Without the images, output each record below as it stands.

++++++

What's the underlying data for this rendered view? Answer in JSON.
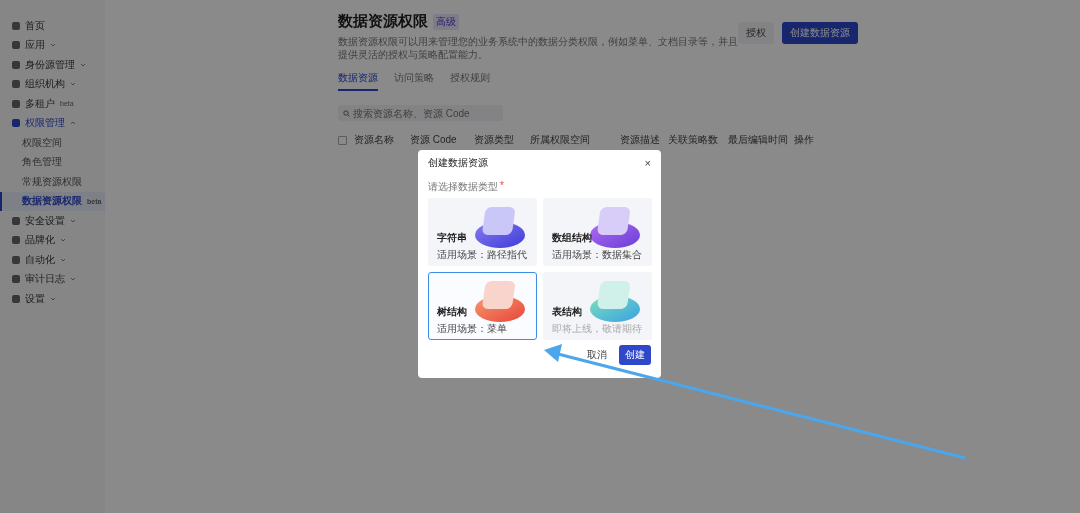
{
  "sidebar": {
    "items": [
      {
        "label": "首页",
        "selected": false
      },
      {
        "label": "应用",
        "selected": false,
        "expanded": false
      },
      {
        "label": "身份源管理",
        "selected": false,
        "expanded": false
      },
      {
        "label": "组织机构",
        "selected": false,
        "expanded": false
      },
      {
        "label": "多租户",
        "badge": "beta",
        "selected": false
      },
      {
        "label": "权限管理",
        "selected": false,
        "expanded": true,
        "children": [
          {
            "label": "权限空间",
            "selected": false
          },
          {
            "label": "角色管理",
            "selected": false
          },
          {
            "label": "常规资源权限",
            "selected": false
          },
          {
            "label": "数据资源权限",
            "badge": "beta",
            "selected": true
          }
        ]
      },
      {
        "label": "安全设置",
        "selected": false,
        "expanded": false
      },
      {
        "label": "品牌化",
        "selected": false,
        "expanded": false
      },
      {
        "label": "自动化",
        "selected": false,
        "expanded": false
      },
      {
        "label": "审计日志",
        "selected": false,
        "expanded": false
      },
      {
        "label": "设置",
        "selected": false,
        "expanded": false
      }
    ]
  },
  "page": {
    "title": "数据资源权限",
    "badge": "高级",
    "description": "数据资源权限可以用来管理您的业务系统中的数据分类权限，例如菜单、文档目录等，并且提供灵活的授权与策略配置能力。",
    "buttons": [
      {
        "label": "授权",
        "kind": "secondary"
      },
      {
        "label": "创建数据资源",
        "kind": "primary"
      }
    ],
    "tabs": [
      {
        "label": "数据资源",
        "selected": true
      },
      {
        "label": "访问策略",
        "selected": false
      },
      {
        "label": "授权规则",
        "selected": false
      }
    ],
    "search": {
      "placeholder": "搜索资源名称、资源 Code"
    },
    "table": {
      "select_all": {
        "checked": false
      },
      "columns": [
        "资源名称",
        "资源 Code",
        "资源类型",
        "所属权限空间",
        "资源描述",
        "关联策略数",
        "最后编辑时间",
        "操作"
      ]
    }
  },
  "dialog": {
    "title": "创建数据资源",
    "close": "×",
    "label": "请选择数据类型",
    "required_mark": "*",
    "options": [
      {
        "title": "字符串",
        "subtitle": "适用场景：路径指代",
        "selected": false,
        "disabled": false
      },
      {
        "title": "数组结构",
        "subtitle": "适用场景：数据集合",
        "selected": false,
        "disabled": false
      },
      {
        "title": "树结构",
        "subtitle": "适用场景：菜单",
        "selected": true,
        "disabled": false
      },
      {
        "title": "表结构",
        "subtitle": "即将上线，敬请期待",
        "selected": false,
        "disabled": true
      }
    ],
    "buttons": [
      {
        "label": "取消",
        "kind": "secondary"
      },
      {
        "label": "创建",
        "kind": "primary"
      }
    ]
  }
}
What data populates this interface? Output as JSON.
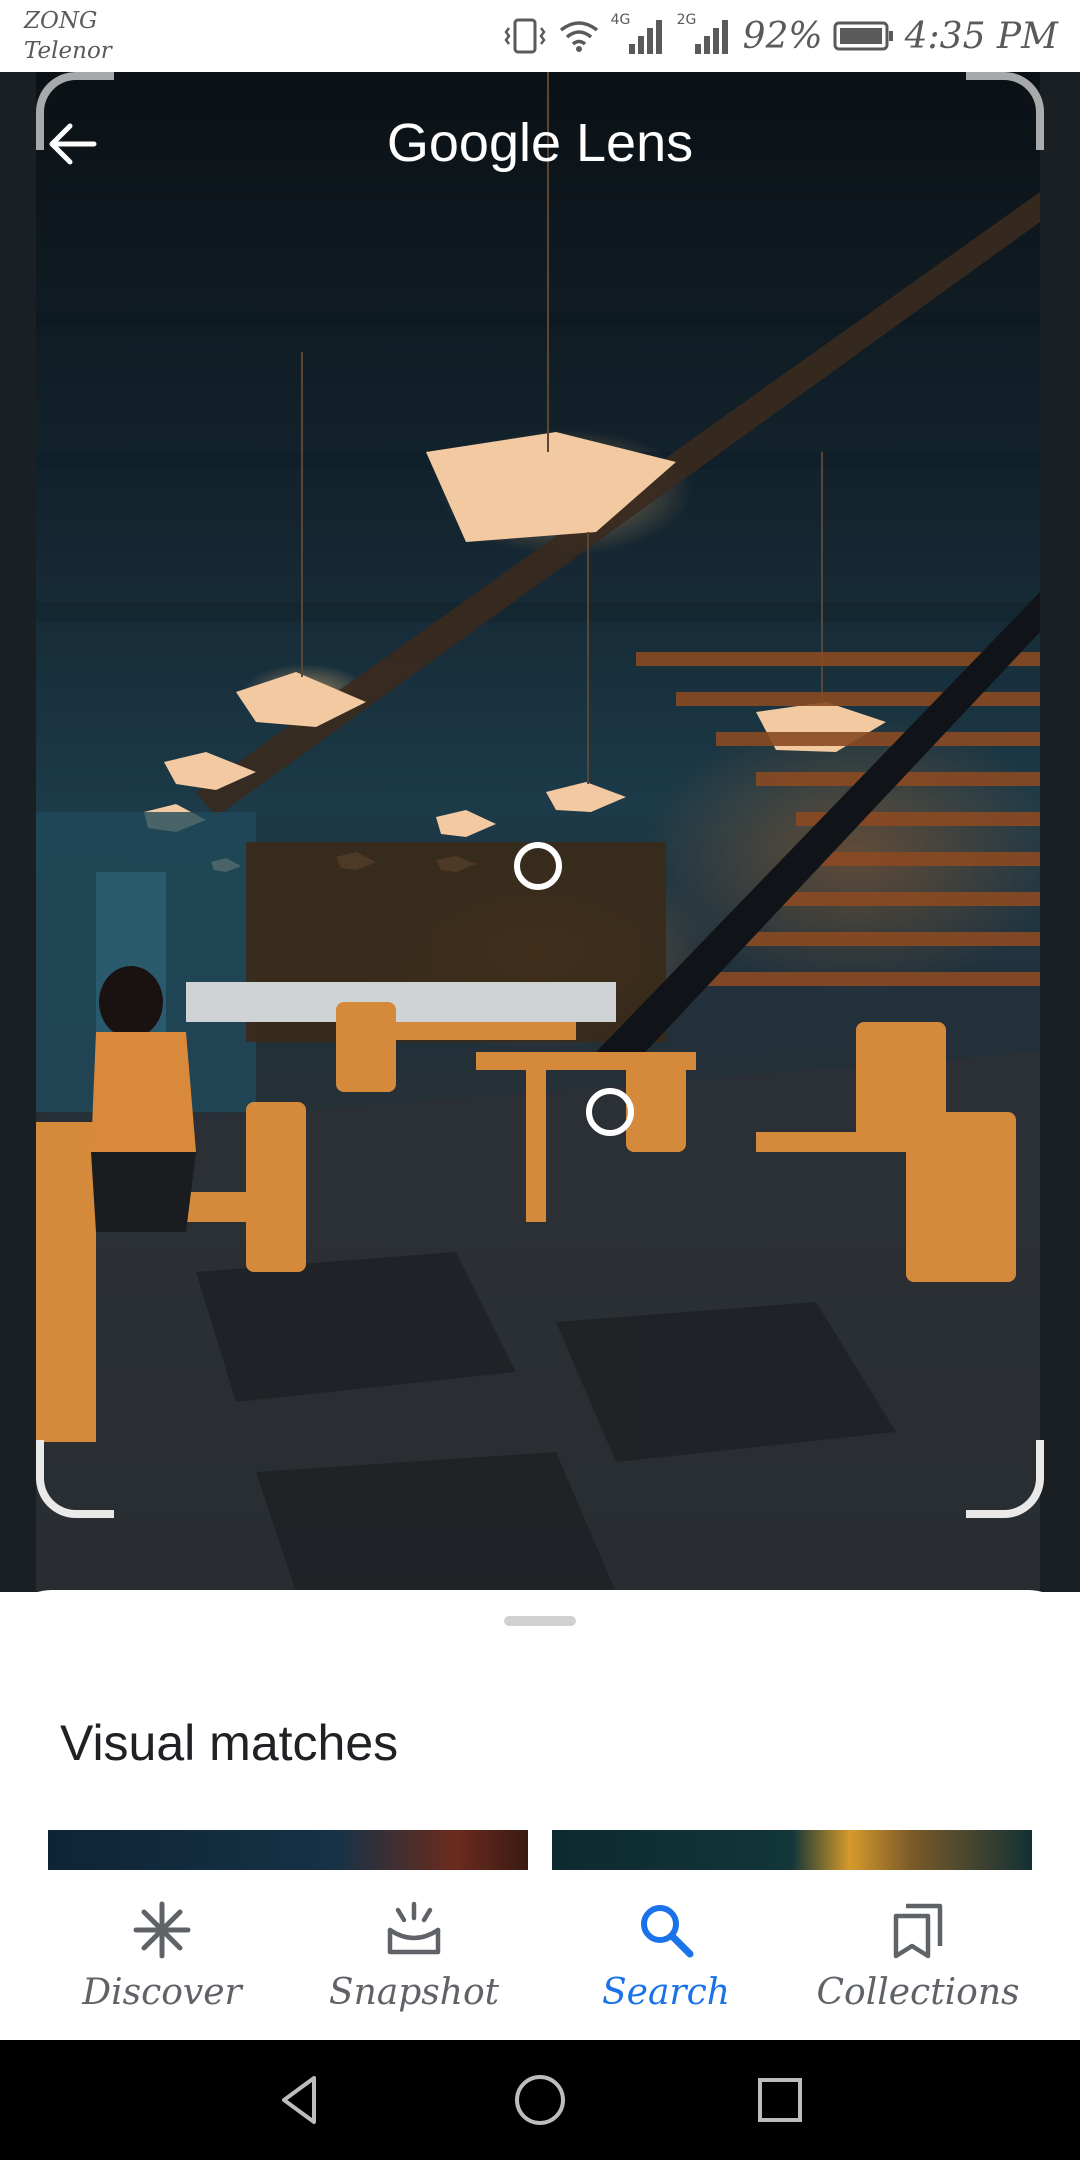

++++++

# WRITTEN SOLUTION:
What's the underlying data for this rendered view? Answer in JSON.
{
  "sidebar": {
    "items": [
      {
        "label": "首页",
        "selected": false
      },
      {
        "label": "应用",
        "selected": false,
        "expanded": false
      },
      {
        "label": "身份源管理",
        "selected": false,
        "expanded": false
      },
      {
        "label": "组织机构",
        "selected": false,
        "expanded": false
      },
      {
        "label": "多租户",
        "badge": "beta",
        "selected": false
      },
      {
        "label": "权限管理",
        "selected": false,
        "expanded": true,
        "children": [
          {
            "label": "权限空间",
            "selected": false
          },
          {
            "label": "角色管理",
            "selected": false
          },
          {
            "label": "常规资源权限",
            "selected": false
          },
          {
            "label": "数据资源权限",
            "badge": "beta",
            "selected": true
          }
        ]
      },
      {
        "label": "安全设置",
        "selected": false,
        "expanded": false
      },
      {
        "label": "品牌化",
        "selected": false,
        "expanded": false
      },
      {
        "label": "自动化",
        "selected": false,
        "expanded": false
      },
      {
        "label": "审计日志",
        "selected": false,
        "expanded": false
      },
      {
        "label": "设置",
        "selected": false,
        "expanded": false
      }
    ]
  },
  "page": {
    "title": "数据资源权限",
    "badge": "高级",
    "description": "数据资源权限可以用来管理您的业务系统中的数据分类权限，例如菜单、文档目录等，并且提供灵活的授权与策略配置能力。",
    "buttons": [
      {
        "label": "授权",
        "kind": "secondary"
      },
      {
        "label": "创建数据资源",
        "kind": "primary"
      }
    ],
    "tabs": [
      {
        "label": "数据资源",
        "selected": true
      },
      {
        "label": "访问策略",
        "selected": false
      },
      {
        "label": "授权规则",
        "selected": false
      }
    ],
    "search": {
      "placeholder": "搜索资源名称、资源 Code"
    },
    "table": {
      "select_all": {
        "checked": false
      },
      "columns": [
        "资源名称",
        "资源 Code",
        "资源类型",
        "所属权限空间",
        "资源描述",
        "关联策略数",
        "最后编辑时间",
        "操作"
      ]
    }
  },
  "dialog": {
    "title": "创建数据资源",
    "close": "×",
    "label": "请选择数据类型",
    "required_mark": "*",
    "options": [
      {
        "title": "字符串",
        "subtitle": "适用场景：路径指代",
        "selected": false,
        "disabled": false
      },
      {
        "title": "数组结构",
        "subtitle": "适用场景：数据集合",
        "selected": false,
        "disabled": false
      },
      {
        "title": "树结构",
        "subtitle": "适用场景：菜单",
        "selected": true,
        "disabled": false
      },
      {
        "title": "表结构",
        "subtitle": "即将上线，敬请期待",
        "selected": false,
        "disabled": true
      }
    ],
    "buttons": [
      {
        "label": "取消",
        "kind": "secondary"
      },
      {
        "label": "创建",
        "kind": "primary"
      }
    ]
  }
}
What data populates this interface? Output as JSON.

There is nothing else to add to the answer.